Can you quote the records below in full, word for word?

>> Begin Records for this exercise

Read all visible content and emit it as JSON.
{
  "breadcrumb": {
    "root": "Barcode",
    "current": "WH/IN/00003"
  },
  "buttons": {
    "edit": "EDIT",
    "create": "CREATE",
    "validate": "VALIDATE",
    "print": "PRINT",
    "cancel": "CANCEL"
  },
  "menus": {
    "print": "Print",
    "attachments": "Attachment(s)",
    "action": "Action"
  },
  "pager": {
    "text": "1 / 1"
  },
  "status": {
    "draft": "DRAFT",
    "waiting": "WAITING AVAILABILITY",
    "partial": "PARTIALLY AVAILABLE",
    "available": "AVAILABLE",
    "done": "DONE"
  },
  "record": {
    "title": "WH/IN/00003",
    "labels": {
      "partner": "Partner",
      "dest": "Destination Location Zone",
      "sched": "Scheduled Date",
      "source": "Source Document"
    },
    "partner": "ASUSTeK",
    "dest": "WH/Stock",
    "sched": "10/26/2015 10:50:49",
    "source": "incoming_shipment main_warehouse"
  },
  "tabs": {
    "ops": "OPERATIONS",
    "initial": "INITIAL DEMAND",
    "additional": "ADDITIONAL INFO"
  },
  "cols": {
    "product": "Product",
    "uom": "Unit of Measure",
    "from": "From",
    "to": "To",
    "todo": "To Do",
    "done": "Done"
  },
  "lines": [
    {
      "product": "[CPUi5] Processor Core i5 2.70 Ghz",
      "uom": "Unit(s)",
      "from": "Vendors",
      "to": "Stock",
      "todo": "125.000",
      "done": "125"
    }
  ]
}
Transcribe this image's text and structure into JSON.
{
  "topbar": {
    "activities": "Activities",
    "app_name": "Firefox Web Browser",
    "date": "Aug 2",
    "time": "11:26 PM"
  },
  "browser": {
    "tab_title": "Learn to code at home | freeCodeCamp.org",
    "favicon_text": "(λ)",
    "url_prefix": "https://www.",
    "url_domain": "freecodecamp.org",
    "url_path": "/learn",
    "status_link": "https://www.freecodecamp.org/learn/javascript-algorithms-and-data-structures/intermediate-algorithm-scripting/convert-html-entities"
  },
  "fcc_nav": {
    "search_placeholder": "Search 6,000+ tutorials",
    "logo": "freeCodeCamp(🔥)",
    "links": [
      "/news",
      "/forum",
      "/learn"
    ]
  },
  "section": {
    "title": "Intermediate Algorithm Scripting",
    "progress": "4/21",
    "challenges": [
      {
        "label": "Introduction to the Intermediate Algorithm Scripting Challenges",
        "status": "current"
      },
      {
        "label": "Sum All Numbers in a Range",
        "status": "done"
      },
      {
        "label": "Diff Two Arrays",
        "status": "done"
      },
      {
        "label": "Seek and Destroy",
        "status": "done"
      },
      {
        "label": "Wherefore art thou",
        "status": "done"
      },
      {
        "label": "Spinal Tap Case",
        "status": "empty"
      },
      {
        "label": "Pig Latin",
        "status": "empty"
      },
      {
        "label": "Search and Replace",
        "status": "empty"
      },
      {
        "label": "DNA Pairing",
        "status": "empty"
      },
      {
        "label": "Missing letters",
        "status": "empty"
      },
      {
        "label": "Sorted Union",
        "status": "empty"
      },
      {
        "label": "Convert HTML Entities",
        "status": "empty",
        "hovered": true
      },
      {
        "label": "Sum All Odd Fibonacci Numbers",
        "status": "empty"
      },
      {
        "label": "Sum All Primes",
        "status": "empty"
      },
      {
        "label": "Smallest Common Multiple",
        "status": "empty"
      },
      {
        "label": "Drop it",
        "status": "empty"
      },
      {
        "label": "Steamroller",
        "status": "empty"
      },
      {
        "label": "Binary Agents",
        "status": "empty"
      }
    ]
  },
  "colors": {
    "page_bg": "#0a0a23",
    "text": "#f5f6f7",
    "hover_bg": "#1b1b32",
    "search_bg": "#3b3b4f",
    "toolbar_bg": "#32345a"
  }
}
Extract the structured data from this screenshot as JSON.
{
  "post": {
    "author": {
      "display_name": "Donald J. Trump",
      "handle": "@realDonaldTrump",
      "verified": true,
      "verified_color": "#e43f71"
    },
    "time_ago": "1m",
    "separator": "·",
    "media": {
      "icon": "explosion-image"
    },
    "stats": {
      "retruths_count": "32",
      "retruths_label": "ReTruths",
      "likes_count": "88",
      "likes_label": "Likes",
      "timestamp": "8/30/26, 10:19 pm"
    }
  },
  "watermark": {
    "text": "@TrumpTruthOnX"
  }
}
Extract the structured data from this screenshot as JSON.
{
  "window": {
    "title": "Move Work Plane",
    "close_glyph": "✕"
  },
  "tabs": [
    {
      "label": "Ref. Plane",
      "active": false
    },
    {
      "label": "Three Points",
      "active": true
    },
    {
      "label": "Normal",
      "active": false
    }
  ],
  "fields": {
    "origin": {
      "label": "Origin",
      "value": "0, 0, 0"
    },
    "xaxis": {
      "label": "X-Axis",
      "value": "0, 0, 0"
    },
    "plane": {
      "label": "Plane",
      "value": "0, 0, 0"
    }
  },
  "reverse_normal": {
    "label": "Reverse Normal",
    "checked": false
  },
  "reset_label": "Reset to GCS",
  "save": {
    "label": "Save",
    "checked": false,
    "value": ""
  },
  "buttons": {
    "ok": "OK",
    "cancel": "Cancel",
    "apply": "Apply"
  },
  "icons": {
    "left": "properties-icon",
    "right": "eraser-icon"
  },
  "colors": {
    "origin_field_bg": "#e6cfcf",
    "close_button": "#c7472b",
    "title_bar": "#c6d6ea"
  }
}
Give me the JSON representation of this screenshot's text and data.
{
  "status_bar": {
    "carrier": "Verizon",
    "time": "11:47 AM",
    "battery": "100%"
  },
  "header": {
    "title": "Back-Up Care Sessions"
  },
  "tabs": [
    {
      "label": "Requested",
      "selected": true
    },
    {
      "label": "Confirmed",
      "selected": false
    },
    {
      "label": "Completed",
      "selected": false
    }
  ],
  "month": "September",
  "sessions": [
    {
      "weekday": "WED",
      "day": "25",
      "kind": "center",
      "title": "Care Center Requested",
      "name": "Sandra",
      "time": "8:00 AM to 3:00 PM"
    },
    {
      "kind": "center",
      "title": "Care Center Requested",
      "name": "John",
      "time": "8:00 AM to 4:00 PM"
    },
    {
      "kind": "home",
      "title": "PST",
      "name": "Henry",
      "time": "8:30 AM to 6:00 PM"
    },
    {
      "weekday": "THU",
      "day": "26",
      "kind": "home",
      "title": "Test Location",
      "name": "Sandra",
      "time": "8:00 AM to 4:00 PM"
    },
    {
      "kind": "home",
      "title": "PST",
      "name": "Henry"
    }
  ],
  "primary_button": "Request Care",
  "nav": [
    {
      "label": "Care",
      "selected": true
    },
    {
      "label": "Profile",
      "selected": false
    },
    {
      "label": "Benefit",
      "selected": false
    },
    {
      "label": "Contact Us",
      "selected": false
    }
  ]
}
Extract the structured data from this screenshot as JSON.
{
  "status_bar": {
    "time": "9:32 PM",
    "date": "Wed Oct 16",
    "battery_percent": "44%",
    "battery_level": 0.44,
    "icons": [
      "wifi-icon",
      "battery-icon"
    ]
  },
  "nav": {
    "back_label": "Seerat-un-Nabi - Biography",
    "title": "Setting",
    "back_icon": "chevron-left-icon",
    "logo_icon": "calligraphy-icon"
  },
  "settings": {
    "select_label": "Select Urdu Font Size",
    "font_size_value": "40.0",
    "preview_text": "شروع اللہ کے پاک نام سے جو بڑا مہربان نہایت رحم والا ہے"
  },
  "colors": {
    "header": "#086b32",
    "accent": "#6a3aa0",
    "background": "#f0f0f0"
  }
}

>> End Records for this exercise

# Written solution
Read all visible content and emit it as JSON.
{
  "breadcrumb": {
    "root": "Barcode",
    "current": "WH/IN/00003"
  },
  "buttons": {
    "edit": "EDIT",
    "create": "CREATE",
    "validate": "VALIDATE",
    "print": "PRINT",
    "cancel": "CANCEL"
  },
  "menus": {
    "print": "Print",
    "attachments": "Attachment(s)",
    "action": "Action"
  },
  "pager": {
    "text": "1 / 1"
  },
  "status": {
    "draft": "DRAFT",
    "waiting": "WAITING AVAILABILITY",
    "partial": "PARTIALLY AVAILABLE",
    "available": "AVAILABLE",
    "done": "DONE"
  },
  "record": {
    "title": "WH/IN/00003",
    "labels": {
      "partner": "Partner",
      "dest": "Destination Location Zone",
      "sched": "Scheduled Date",
      "source": "Source Document"
    },
    "partner": "ASUSTeK",
    "dest": "WH/Stock",
    "sched": "10/26/2015 10:50:49",
    "source": "incoming_shipment main_warehouse"
  },
  "tabs": {
    "ops": "OPERATIONS",
    "initial": "INITIAL DEMAND",
    "additional": "ADDITIONAL INFO"
  },
  "cols": {
    "product": "Product",
    "uom": "Unit of Measure",
    "from": "From",
    "to": "To",
    "todo": "To Do",
    "done": "Done"
  },
  "lines": [
    {
      "product": "[CPUi5] Processor Core i5 2.70 Ghz",
      "uom": "Unit(s)",
      "from": "Vendors",
      "to": "Stock",
      "todo": "125.000",
      "done": "125"
    }
  ]
}
Transcribe this image's text and structure into JSON.
{
  "topbar": {
    "activities": "Activities",
    "app_name": "Firefox Web Browser",
    "date": "Aug 2",
    "time": "11:26 PM"
  },
  "browser": {
    "tab_title": "Learn to code at home | freeCodeCamp.org",
    "favicon_text": "(λ)",
    "url_prefix": "https://www.",
    "url_domain": "freecodecamp.org",
    "url_path": "/learn",
    "status_link": "https://www.freecodecamp.org/learn/javascript-algorithms-and-data-structures/intermediate-algorithm-scripting/convert-html-entities"
  },
  "fcc_nav": {
    "search_placeholder": "Search 6,000+ tutorials",
    "logo": "freeCodeCamp(🔥)",
    "links": [
      "/news",
      "/forum",
      "/learn"
    ]
  },
  "section": {
    "title": "Intermediate Algorithm Scripting",
    "progress": "4/21",
    "challenges": [
      {
        "label": "Introduction to the Intermediate Algorithm Scripting Challenges",
        "status": "current"
      },
      {
        "label": "Sum All Numbers in a Range",
        "status": "done"
      },
      {
        "label": "Diff Two Arrays",
        "status": "done"
      },
      {
        "label": "Seek and Destroy",
        "status": "done"
      },
      {
        "label": "Wherefore art thou",
        "status": "done"
      },
      {
        "label": "Spinal Tap Case",
        "status": "empty"
      },
      {
        "label": "Pig Latin",
        "status": "empty"
      },
      {
        "label": "Search and Replace",
        "status": "empty"
      },
      {
        "label": "DNA Pairing",
        "status": "empty"
      },
      {
        "label": "Missing letters",
        "status": "empty"
      },
      {
        "label": "Sorted Union",
        "status": "empty"
      },
      {
        "label": "Convert HTML Entities",
        "status": "empty",
        "hovered": true
      },
      {
        "label": "Sum All Odd Fibonacci Numbers",
        "status": "empty"
      },
      {
        "label": "Sum All Primes",
        "status": "empty"
      },
      {
        "label": "Smallest Common Multiple",
        "status": "empty"
      },
      {
        "label": "Drop it",
        "status": "empty"
      },
      {
        "label": "Steamroller",
        "status": "empty"
      },
      {
        "label": "Binary Agents",
        "status": "empty"
      }
    ]
  },
  "colors": {
    "page_bg": "#0a0a23",
    "text": "#f5f6f7",
    "hover_bg": "#1b1b32",
    "search_bg": "#3b3b4f",
    "toolbar_bg": "#32345a"
  }
}
Extract the structured data from this screenshot as JSON.
{
  "post": {
    "author": {
      "display_name": "Donald J. Trump",
      "handle": "@realDonaldTrump",
      "verified": true,
      "verified_color": "#e43f71"
    },
    "time_ago": "1m",
    "separator": "·",
    "media": {
      "icon": "explosion-image"
    },
    "stats": {
      "retruths_count": "32",
      "retruths_label": "ReTruths",
      "likes_count": "88",
      "likes_label": "Likes",
      "timestamp": "8/30/26, 10:19 pm"
    }
  },
  "watermark": {
    "text": "@TrumpTruthOnX"
  }
}
Extract the structured data from this screenshot as JSON.
{
  "window": {
    "title": "Move Work Plane",
    "close_glyph": "✕"
  },
  "tabs": [
    {
      "label": "Ref. Plane",
      "active": false
    },
    {
      "label": "Three Points",
      "active": true
    },
    {
      "label": "Normal",
      "active": false
    }
  ],
  "fields": {
    "origin": {
      "label": "Origin",
      "value": "0, 0, 0"
    },
    "xaxis": {
      "label": "X-Axis",
      "value": "0, 0, 0"
    },
    "plane": {
      "label": "Plane",
      "value": "0, 0, 0"
    }
  },
  "reverse_normal": {
    "label": "Reverse Normal",
    "checked": false
  },
  "reset_label": "Reset to GCS",
  "save": {
    "label": "Save",
    "checked": false,
    "value": ""
  },
  "buttons": {
    "ok": "OK",
    "cancel": "Cancel",
    "apply": "Apply"
  },
  "icons": {
    "left": "properties-icon",
    "right": "eraser-icon"
  },
  "colors": {
    "origin_field_bg": "#e6cfcf",
    "close_button": "#c7472b",
    "title_bar": "#c6d6ea"
  }
}
Give me the JSON representation of this screenshot's text and data.
{
  "status_bar": {
    "carrier": "Verizon",
    "time": "11:47 AM",
    "battery": "100%"
  },
  "header": {
    "title": "Back-Up Care Sessions"
  },
  "tabs": [
    {
      "label": "Requested",
      "selected": true
    },
    {
      "label": "Confirmed",
      "selected": false
    },
    {
      "label": "Completed",
      "selected": false
    }
  ],
  "month": "September",
  "sessions": [
    {
      "weekday": "WED",
      "day": "25",
      "kind": "center",
      "title": "Care Center Requested",
      "name": "Sandra",
      "time": "8:00 AM to 3:00 PM"
    },
    {
      "kind": "center",
      "title": "Care Center Requested",
      "name": "John",
      "time": "8:00 AM to 4:00 PM"
    },
    {
      "kind": "home",
      "title": "PST",
      "name": "Henry",
      "time": "8:30 AM to 6:00 PM"
    },
    {
      "weekday": "THU",
      "day": "26",
      "kind": "home",
      "title": "Test Location",
      "name": "Sandra",
      "time": "8:00 AM to 4:00 PM"
    },
    {
      "kind": "home",
      "title": "PST",
      "name": "Henry"
    }
  ],
  "primary_button": "Request Care",
  "nav": [
    {
      "label": "Care",
      "selected": true
    },
    {
      "label": "Profile",
      "selected": false
    },
    {
      "label": "Benefit",
      "selected": false
    },
    {
      "label": "Contact Us",
      "selected": false
    }
  ]
}
Extract the structured data from this screenshot as JSON.
{
  "status_bar": {
    "time": "9:32 PM",
    "date": "Wed Oct 16",
    "battery_percent": "44%",
    "battery_level": 0.44,
    "icons": [
      "wifi-icon",
      "battery-icon"
    ]
  },
  "nav": {
    "back_label": "Seerat-un-Nabi - Biography",
    "title": "Setting",
    "back_icon": "chevron-left-icon",
    "logo_icon": "calligraphy-icon"
  },
  "settings": {
    "select_label": "Select Urdu Font Size",
    "font_size_value": "40.0",
    "preview_text": "شروع اللہ کے پاک نام سے جو بڑا مہربان نہایت رحم والا ہے"
  },
  "colors": {
    "header": "#086b32",
    "accent": "#6a3aa0",
    "background": "#f0f0f0"
  }
}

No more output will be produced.